**** Recorded information
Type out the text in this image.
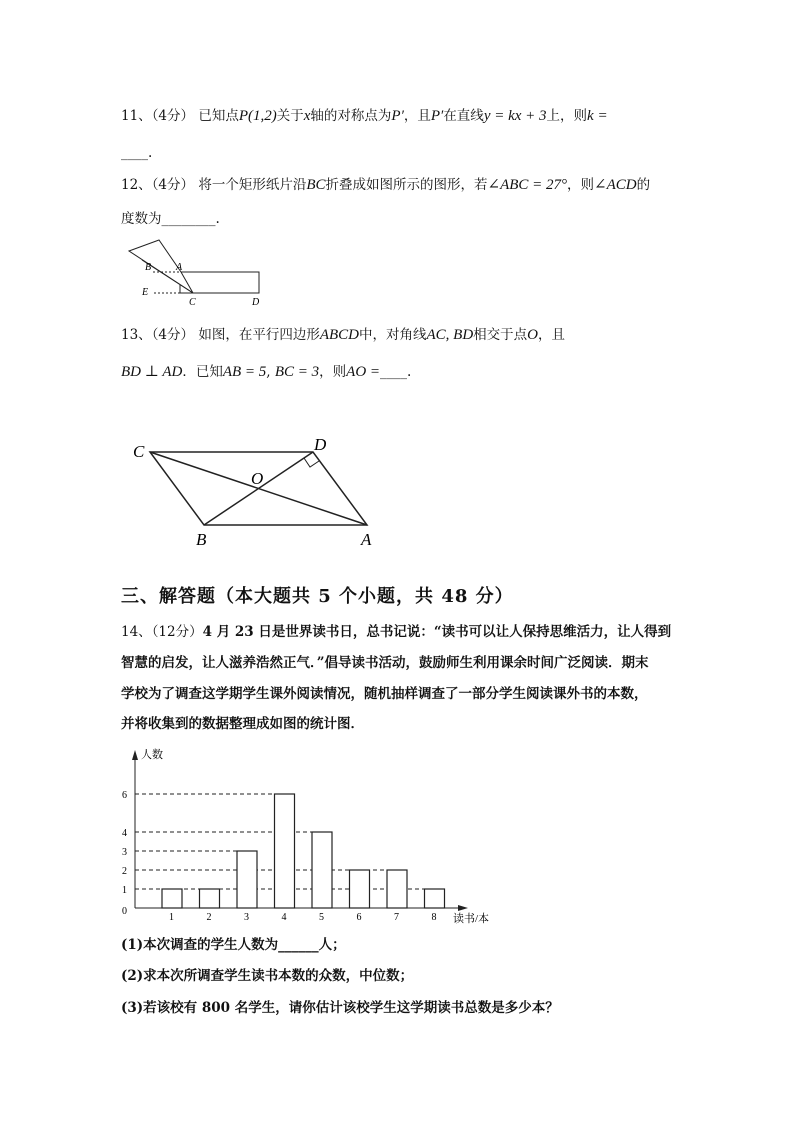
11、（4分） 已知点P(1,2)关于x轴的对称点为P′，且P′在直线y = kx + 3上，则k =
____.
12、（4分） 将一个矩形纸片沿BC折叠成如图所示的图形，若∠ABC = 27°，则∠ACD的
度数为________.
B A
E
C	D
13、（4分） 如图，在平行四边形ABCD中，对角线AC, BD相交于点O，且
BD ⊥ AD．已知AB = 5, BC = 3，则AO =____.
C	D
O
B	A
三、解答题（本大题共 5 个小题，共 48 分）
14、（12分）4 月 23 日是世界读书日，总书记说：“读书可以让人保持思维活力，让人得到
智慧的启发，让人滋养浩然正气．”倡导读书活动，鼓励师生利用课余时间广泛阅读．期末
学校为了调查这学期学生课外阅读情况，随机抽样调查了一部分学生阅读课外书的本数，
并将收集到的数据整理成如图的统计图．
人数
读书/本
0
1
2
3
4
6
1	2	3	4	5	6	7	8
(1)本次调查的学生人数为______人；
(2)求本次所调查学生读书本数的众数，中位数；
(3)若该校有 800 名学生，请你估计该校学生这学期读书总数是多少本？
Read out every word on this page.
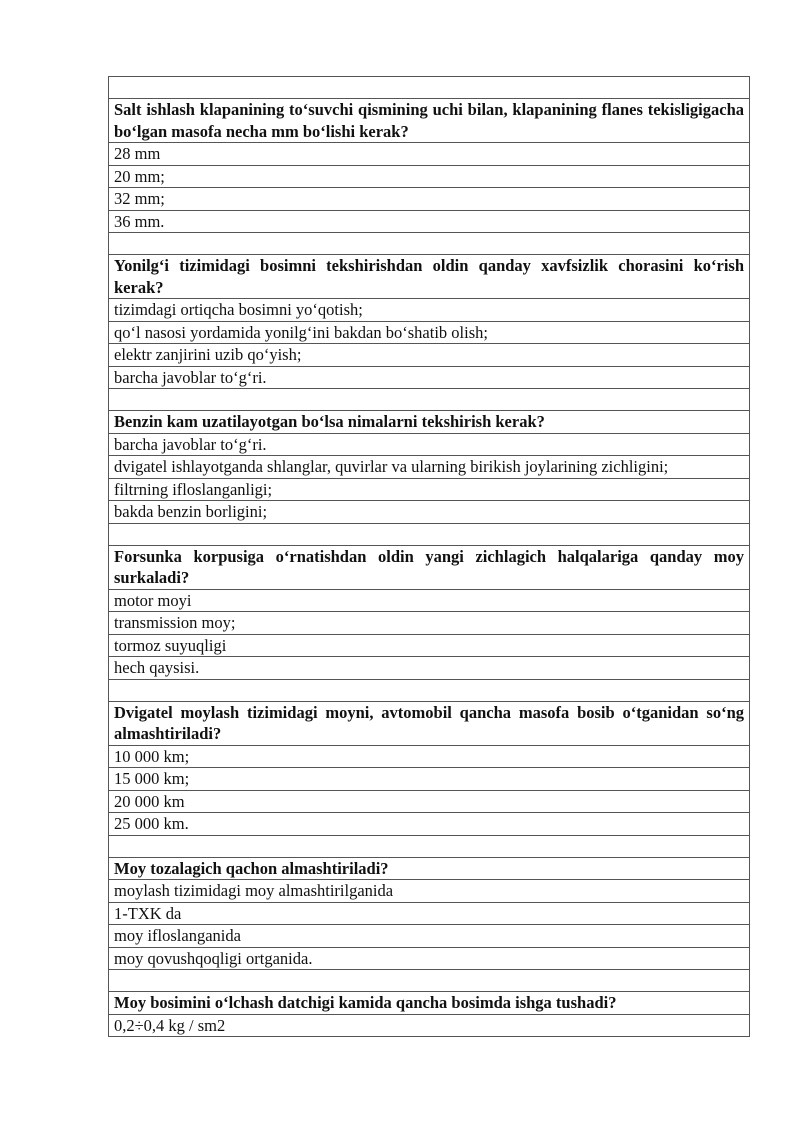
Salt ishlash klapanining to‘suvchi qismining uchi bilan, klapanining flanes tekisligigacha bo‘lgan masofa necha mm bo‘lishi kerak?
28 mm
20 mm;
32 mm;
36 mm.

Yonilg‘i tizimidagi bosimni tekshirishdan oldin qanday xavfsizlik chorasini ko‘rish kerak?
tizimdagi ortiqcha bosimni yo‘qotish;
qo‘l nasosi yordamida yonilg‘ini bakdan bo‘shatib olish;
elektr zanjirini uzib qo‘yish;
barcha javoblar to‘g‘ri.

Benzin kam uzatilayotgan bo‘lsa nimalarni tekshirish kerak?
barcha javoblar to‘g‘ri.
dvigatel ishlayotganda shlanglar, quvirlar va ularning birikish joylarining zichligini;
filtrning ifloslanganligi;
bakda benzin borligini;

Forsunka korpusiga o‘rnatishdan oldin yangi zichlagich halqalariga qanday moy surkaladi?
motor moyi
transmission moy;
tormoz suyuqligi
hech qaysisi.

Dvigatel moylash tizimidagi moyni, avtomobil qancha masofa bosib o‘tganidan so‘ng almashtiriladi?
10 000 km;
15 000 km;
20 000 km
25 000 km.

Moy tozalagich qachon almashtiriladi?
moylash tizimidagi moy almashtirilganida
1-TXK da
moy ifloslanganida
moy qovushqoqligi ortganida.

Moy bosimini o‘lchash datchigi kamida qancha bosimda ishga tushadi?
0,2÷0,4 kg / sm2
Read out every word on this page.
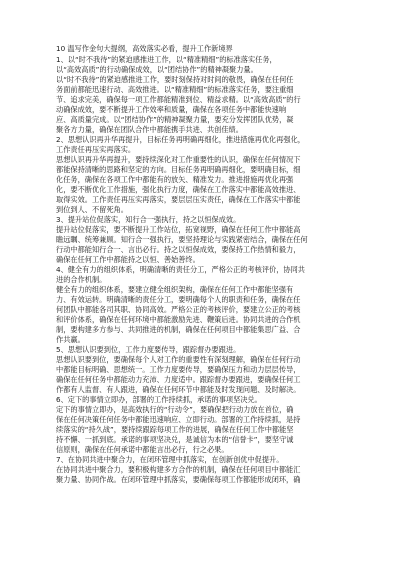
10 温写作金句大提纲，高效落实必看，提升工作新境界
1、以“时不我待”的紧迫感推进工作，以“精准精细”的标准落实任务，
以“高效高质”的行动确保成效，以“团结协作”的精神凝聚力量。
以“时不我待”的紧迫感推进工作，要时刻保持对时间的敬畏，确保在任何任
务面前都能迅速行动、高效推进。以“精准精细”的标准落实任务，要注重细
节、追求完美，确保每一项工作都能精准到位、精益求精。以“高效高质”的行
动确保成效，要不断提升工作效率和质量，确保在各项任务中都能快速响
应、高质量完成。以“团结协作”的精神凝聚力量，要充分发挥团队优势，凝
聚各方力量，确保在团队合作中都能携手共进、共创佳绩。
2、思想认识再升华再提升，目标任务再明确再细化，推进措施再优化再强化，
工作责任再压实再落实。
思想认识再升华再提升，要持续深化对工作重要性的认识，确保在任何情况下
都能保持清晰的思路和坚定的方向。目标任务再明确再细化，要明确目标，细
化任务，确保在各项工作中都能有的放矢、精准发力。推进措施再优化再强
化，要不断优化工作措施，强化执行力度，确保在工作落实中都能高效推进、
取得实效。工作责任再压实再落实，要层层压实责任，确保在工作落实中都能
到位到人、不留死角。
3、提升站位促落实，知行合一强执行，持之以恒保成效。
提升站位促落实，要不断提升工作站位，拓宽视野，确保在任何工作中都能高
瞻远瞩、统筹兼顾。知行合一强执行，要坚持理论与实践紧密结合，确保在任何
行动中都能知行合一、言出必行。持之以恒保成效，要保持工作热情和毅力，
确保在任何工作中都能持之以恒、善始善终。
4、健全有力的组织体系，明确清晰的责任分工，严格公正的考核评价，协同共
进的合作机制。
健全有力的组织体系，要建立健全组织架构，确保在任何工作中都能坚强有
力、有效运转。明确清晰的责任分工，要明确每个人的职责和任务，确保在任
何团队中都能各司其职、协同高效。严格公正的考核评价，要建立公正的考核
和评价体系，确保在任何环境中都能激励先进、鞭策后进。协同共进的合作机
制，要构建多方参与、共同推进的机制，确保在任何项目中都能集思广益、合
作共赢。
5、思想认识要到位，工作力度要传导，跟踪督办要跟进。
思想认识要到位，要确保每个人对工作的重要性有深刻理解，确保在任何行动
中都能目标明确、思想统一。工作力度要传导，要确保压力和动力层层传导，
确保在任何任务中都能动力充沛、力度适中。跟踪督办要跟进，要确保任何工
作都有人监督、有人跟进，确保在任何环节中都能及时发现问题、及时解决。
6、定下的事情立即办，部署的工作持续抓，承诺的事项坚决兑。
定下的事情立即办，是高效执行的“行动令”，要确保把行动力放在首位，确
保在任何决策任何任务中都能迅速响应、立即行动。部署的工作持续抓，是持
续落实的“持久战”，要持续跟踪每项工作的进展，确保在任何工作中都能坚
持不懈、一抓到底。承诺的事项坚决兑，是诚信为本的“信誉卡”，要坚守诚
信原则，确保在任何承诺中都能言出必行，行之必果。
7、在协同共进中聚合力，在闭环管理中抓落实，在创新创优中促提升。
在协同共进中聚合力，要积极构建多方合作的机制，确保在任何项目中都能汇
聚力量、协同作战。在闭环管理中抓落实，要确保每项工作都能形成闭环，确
********
● Directions for this task
Check every line of the data above for the string "持之以恒保成效", and copy those that have it.

● Answer for the task
3、提升站位促落实，知行合一强执行，持之以恒保成效。
行动中都能知行合一、言出必行。持之以恒保成效，要保持工作热情和毅力，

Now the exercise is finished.